Stated problem: Copy the data precisely, character for character, and leave out every picture.

Exercise inputs:

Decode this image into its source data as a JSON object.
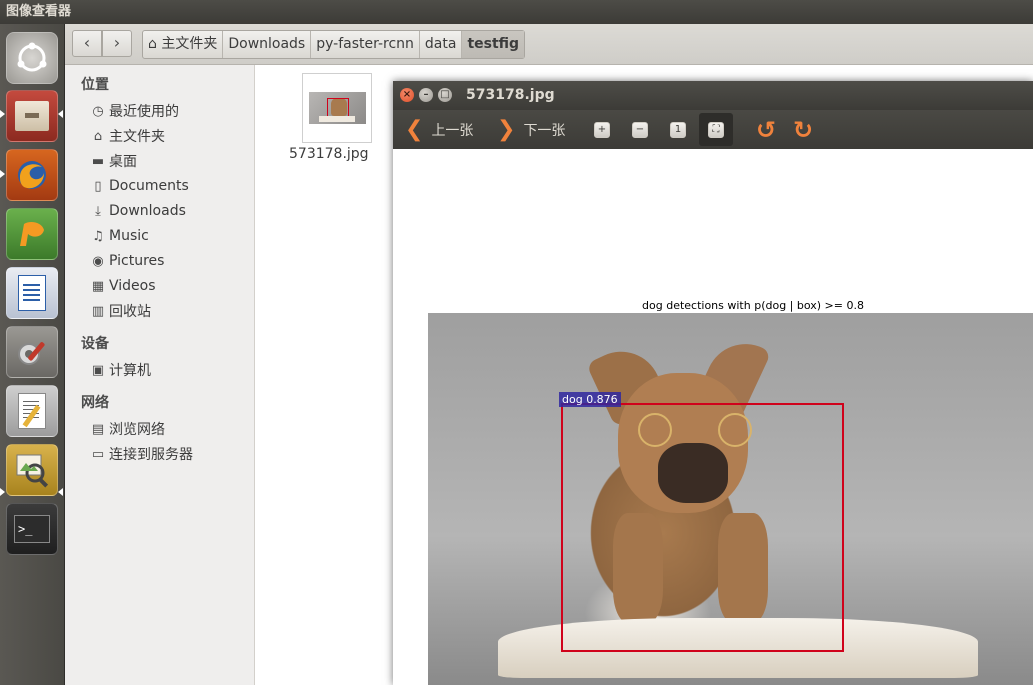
{
  "topbar": {
    "app_title": "图像查看器"
  },
  "launcher": {
    "items": [
      {
        "name": "dash-icon"
      },
      {
        "name": "files-icon"
      },
      {
        "name": "firefox-icon"
      },
      {
        "name": "pycharm-icon"
      },
      {
        "name": "writer-icon"
      },
      {
        "name": "settings-icon"
      },
      {
        "name": "text-editor-icon"
      },
      {
        "name": "image-viewer-icon"
      },
      {
        "name": "terminal-icon"
      }
    ],
    "terminal_glyph": ">_"
  },
  "file_manager": {
    "back_glyph": "‹",
    "forward_glyph": "›",
    "breadcrumbs": [
      "主文件夹",
      "Downloads",
      "py-faster-rcnn",
      "data",
      "testfig"
    ],
    "sidebar": {
      "places_header": "位置",
      "places": [
        {
          "label": "最近使用的",
          "icon": "clock-icon",
          "glyph": "◷"
        },
        {
          "label": "主文件夹",
          "icon": "home-icon",
          "glyph": "⌂"
        },
        {
          "label": "桌面",
          "icon": "desktop-folder-icon",
          "glyph": "▬"
        },
        {
          "label": "Documents",
          "icon": "document-icon",
          "glyph": "▯"
        },
        {
          "label": "Downloads",
          "icon": "download-icon",
          "glyph": "⤓"
        },
        {
          "label": "Music",
          "icon": "music-icon",
          "glyph": "♫"
        },
        {
          "label": "Pictures",
          "icon": "camera-icon",
          "glyph": "◉"
        },
        {
          "label": "Videos",
          "icon": "film-icon",
          "glyph": "▦"
        },
        {
          "label": "回收站",
          "icon": "trash-icon",
          "glyph": "▥"
        }
      ],
      "devices_header": "设备",
      "devices": [
        {
          "label": "计算机",
          "icon": "computer-icon",
          "glyph": "▣"
        }
      ],
      "network_header": "网络",
      "network": [
        {
          "label": "浏览网络",
          "icon": "network-icon",
          "glyph": "▤"
        },
        {
          "label": "连接到服务器",
          "icon": "server-icon",
          "glyph": "▭"
        }
      ]
    },
    "files": [
      {
        "name": "573178.jpg"
      }
    ]
  },
  "viewer": {
    "window_title": "573178.jpg",
    "close_glyph": "×",
    "minimize_glyph": "–",
    "maximize_glyph": "□",
    "prev_label": "上一张",
    "next_label": "下一张",
    "prev_glyph": "❮",
    "next_glyph": "❯",
    "zoom_in_glyph": "+",
    "zoom_out_glyph": "−",
    "normal_size_glyph": "1",
    "best_fit_glyph": "⛶",
    "rotate_left_glyph": "↺",
    "rotate_right_glyph": "↻",
    "figure_title": "dog detections with p(dog | box) >= 0.8",
    "detection_label": "dog 0.876",
    "colors": {
      "box": "#d0021b",
      "label_bg": "#3028a0",
      "accent": "#f0823c"
    }
  }
}
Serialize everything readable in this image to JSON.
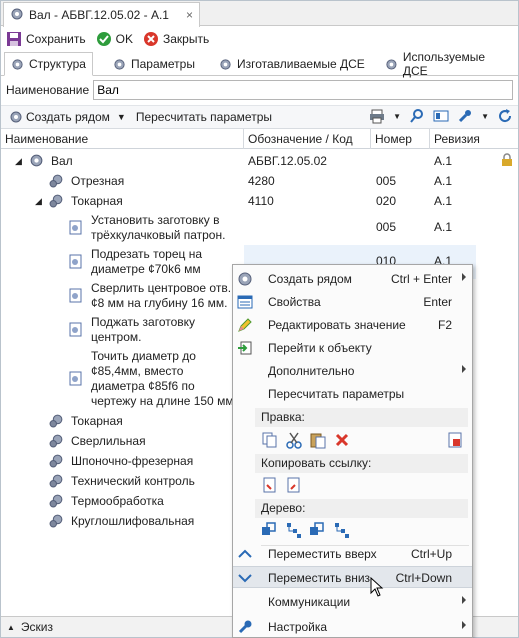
{
  "window": {
    "tab_title": "Вал - АБВГ.12.05.02 - А.1"
  },
  "toolbar": {
    "save": "Сохранить",
    "ok": "OK",
    "close": "Закрыть"
  },
  "tabs": [
    {
      "label": "Структура",
      "active": true
    },
    {
      "label": "Параметры",
      "active": false
    },
    {
      "label": "Изготавливаемые ДСЕ",
      "active": false
    },
    {
      "label": "Используемые ДСЕ",
      "active": false
    }
  ],
  "name_field": {
    "label": "Наименование",
    "value": "Вал"
  },
  "tree_toolbar": {
    "create_near": "Создать рядом",
    "recalc": "Пересчитать параметры"
  },
  "grid": {
    "columns": [
      "Наименование",
      "Обозначение / Код",
      "Номер",
      "Ревизия"
    ],
    "rows": [
      {
        "name": "Вал",
        "code": "АБВГ.12.05.02",
        "num": "",
        "rev": "А.1"
      },
      {
        "name": "Отрезная",
        "code": "4280",
        "num": "005",
        "rev": "А.1"
      },
      {
        "name": "Токарная",
        "code": "4110",
        "num": "020",
        "rev": "А.1"
      },
      {
        "name": "Установить заготовку в трёхкулачковый патрон.",
        "code": "",
        "num": "005",
        "rev": "А.1"
      },
      {
        "name": "Подрезать торец на диаметре ¢70k6 мм",
        "code": "",
        "num": "010",
        "rev": "А.1"
      },
      {
        "name": "Сверлить центровое отв. ¢8 мм на глубину 16 мм.",
        "code": "",
        "num": "",
        "rev": ""
      },
      {
        "name": "Поджать заготовку центром.",
        "code": "",
        "num": "",
        "rev": ""
      },
      {
        "name": "Точить диаметр до ¢85,4мм, вместо диаметра ¢85f6 по чертежу на длине 150 мм",
        "code": "",
        "num": "",
        "rev": ""
      },
      {
        "name": "Токарная",
        "code": "",
        "num": "",
        "rev": ""
      },
      {
        "name": "Сверлильная",
        "code": "",
        "num": "",
        "rev": ""
      },
      {
        "name": "Шпоночно-фрезерная",
        "code": "",
        "num": "",
        "rev": ""
      },
      {
        "name": "Технический контроль",
        "code": "",
        "num": "",
        "rev": ""
      },
      {
        "name": "Термообработка",
        "code": "",
        "num": "",
        "rev": ""
      },
      {
        "name": "Круглошлифовальная",
        "code": "",
        "num": "",
        "rev": ""
      }
    ]
  },
  "footer": {
    "label": "Эскиз"
  },
  "context_menu": {
    "create_near": "Создать рядом",
    "create_near_sc": "Ctrl + Enter",
    "properties": "Свойства",
    "properties_sc": "Enter",
    "edit_value": "Редактировать значение",
    "edit_value_sc": "F2",
    "goto_object": "Перейти к объекту",
    "additional": "Дополнительно",
    "recalc": "Пересчитать параметры",
    "edit_section": "Правка:",
    "copy_link_section": "Копировать ссылку:",
    "tree_section": "Дерево:",
    "move_up": "Переместить вверх",
    "move_up_sc": "Ctrl+Up",
    "move_down": "Переместить вниз",
    "move_down_sc": "Ctrl+Down",
    "communications": "Коммуникации",
    "settings": "Настройка"
  }
}
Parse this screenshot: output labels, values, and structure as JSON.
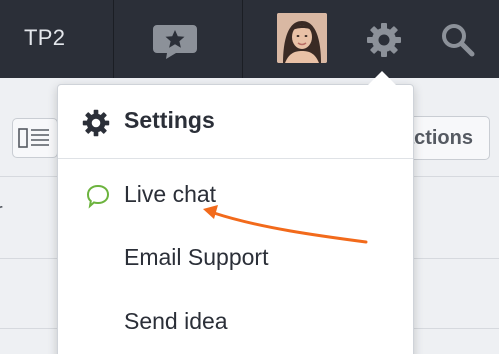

Problem solution:
Decode this image into its source data as a JSON object.
{
  "topbar": {
    "app_title": "图像查看器"
  },
  "launcher": {
    "items": [
      {
        "name": "dash-icon"
      },
      {
        "name": "files-icon"
      },
      {
        "name": "firefox-icon"
      },
      {
        "name": "pycharm-icon"
      },
      {
        "name": "writer-icon"
      },
      {
        "name": "settings-icon"
      },
      {
        "name": "text-editor-icon"
      },
      {
        "name": "image-viewer-icon"
      },
      {
        "name": "terminal-icon"
      }
    ],
    "terminal_glyph": ">_"
  },
  "file_manager": {
    "back_glyph": "‹",
    "forward_glyph": "›",
    "breadcrumbs": [
      "主文件夹",
      "Downloads",
      "py-faster-rcnn",
      "data",
      "testfig"
    ],
    "sidebar": {
      "places_header": "位置",
      "places": [
        {
          "label": "最近使用的",
          "icon": "clock-icon",
          "glyph": "◷"
        },
        {
          "label": "主文件夹",
          "icon": "home-icon",
          "glyph": "⌂"
        },
        {
          "label": "桌面",
          "icon": "desktop-folder-icon",
          "glyph": "▬"
        },
        {
          "label": "Documents",
          "icon": "document-icon",
          "glyph": "▯"
        },
        {
          "label": "Downloads",
          "icon": "download-icon",
          "glyph": "⤓"
        },
        {
          "label": "Music",
          "icon": "music-icon",
          "glyph": "♫"
        },
        {
          "label": "Pictures",
          "icon": "camera-icon",
          "glyph": "◉"
        },
        {
          "label": "Videos",
          "icon": "film-icon",
          "glyph": "▦"
        },
        {
          "label": "回收站",
          "icon": "trash-icon",
          "glyph": "▥"
        }
      ],
      "devices_header": "设备",
      "devices": [
        {
          "label": "计算机",
          "icon": "computer-icon",
          "glyph": "▣"
        }
      ],
      "network_header": "网络",
      "network": [
        {
          "label": "浏览网络",
          "icon": "network-icon",
          "glyph": "▤"
        },
        {
          "label": "连接到服务器",
          "icon": "server-icon",
          "glyph": "▭"
        }
      ]
    },
    "files": [
      {
        "name": "573178.jpg"
      }
    ]
  },
  "viewer": {
    "window_title": "573178.jpg",
    "close_glyph": "×",
    "minimize_glyph": "–",
    "maximize_glyph": "□",
    "prev_label": "上一张",
    "next_label": "下一张",
    "prev_glyph": "❮",
    "next_glyph": "❯",
    "zoom_in_glyph": "+",
    "zoom_out_glyph": "−",
    "normal_size_glyph": "1",
    "best_fit_glyph": "⛶",
    "rotate_left_glyph": "↺",
    "rotate_right_glyph": "↻",
    "figure_title": "dog detections with p(dog | box) >= 0.8",
    "detection_label": "dog 0.876",
    "colors": {
      "box": "#d0021b",
      "label_bg": "#3028a0",
      "accent": "#f0823c"
    }
  }
}
Serialize everything readable in this image to JSON.
{
  "window": {
    "tab_title": "Вал - АБВГ.12.05.02 - А.1"
  },
  "toolbar": {
    "save": "Сохранить",
    "ok": "OK",
    "close": "Закрыть"
  },
  "tabs": [
    {
      "label": "Структура",
      "active": true
    },
    {
      "label": "Параметры",
      "active": false
    },
    {
      "label": "Изготавливаемые ДСЕ",
      "active": false
    },
    {
      "label": "Используемые ДСЕ",
      "active": false
    }
  ],
  "name_field": {
    "label": "Наименование",
    "value": "Вал"
  },
  "tree_toolbar": {
    "create_near": "Создать рядом",
    "recalc": "Пересчитать параметры"
  },
  "grid": {
    "columns": [
      "Наименование",
      "Обозначение / Код",
      "Номер",
      "Ревизия"
    ],
    "rows": [
      {
        "name": "Вал",
        "code": "АБВГ.12.05.02",
        "num": "",
        "rev": "А.1"
      },
      {
        "name": "Отрезная",
        "code": "4280",
        "num": "005",
        "rev": "А.1"
      },
      {
        "name": "Токарная",
        "code": "4110",
        "num": "020",
        "rev": "А.1"
      },
      {
        "name": "Установить заготовку в трёхкулачковый патрон.",
        "code": "",
        "num": "005",
        "rev": "А.1"
      },
      {
        "name": "Подрезать торец на диаметре ¢70k6 мм",
        "code": "",
        "num": "010",
        "rev": "А.1"
      },
      {
        "name": "Сверлить центровое отв. ¢8 мм на глубину 16 мм.",
        "code": "",
        "num": "",
        "rev": ""
      },
      {
        "name": "Поджать заготовку центром.",
        "code": "",
        "num": "",
        "rev": ""
      },
      {
        "name": "Точить диаметр до ¢85,4мм, вместо диаметра ¢85f6 по чертежу на длине 150 мм",
        "code": "",
        "num": "",
        "rev": ""
      },
      {
        "name": "Токарная",
        "code": "",
        "num": "",
        "rev": ""
      },
      {
        "name": "Сверлильная",
        "code": "",
        "num": "",
        "rev": ""
      },
      {
        "name": "Шпоночно-фрезерная",
        "code": "",
        "num": "",
        "rev": ""
      },
      {
        "name": "Технический контроль",
        "code": "",
        "num": "",
        "rev": ""
      },
      {
        "name": "Термообработка",
        "code": "",
        "num": "",
        "rev": ""
      },
      {
        "name": "Круглошлифовальная",
        "code": "",
        "num": "",
        "rev": ""
      }
    ]
  },
  "footer": {
    "label": "Эскиз"
  },
  "context_menu": {
    "create_near": "Создать рядом",
    "create_near_sc": "Ctrl + Enter",
    "properties": "Свойства",
    "properties_sc": "Enter",
    "edit_value": "Редактировать значение",
    "edit_value_sc": "F2",
    "goto_object": "Перейти к объекту",
    "additional": "Дополнительно",
    "recalc": "Пересчитать параметры",
    "edit_section": "Правка:",
    "copy_link_section": "Копировать ссылку:",
    "tree_section": "Дерево:",
    "move_up": "Переместить вверх",
    "move_up_sc": "Ctrl+Up",
    "move_down": "Переместить вниз",
    "move_down_sc": "Ctrl+Down",
    "communications": "Коммуникации",
    "settings": "Настройка"
  }
}
Parse this screenshot: output labels, values, and structure as JSON.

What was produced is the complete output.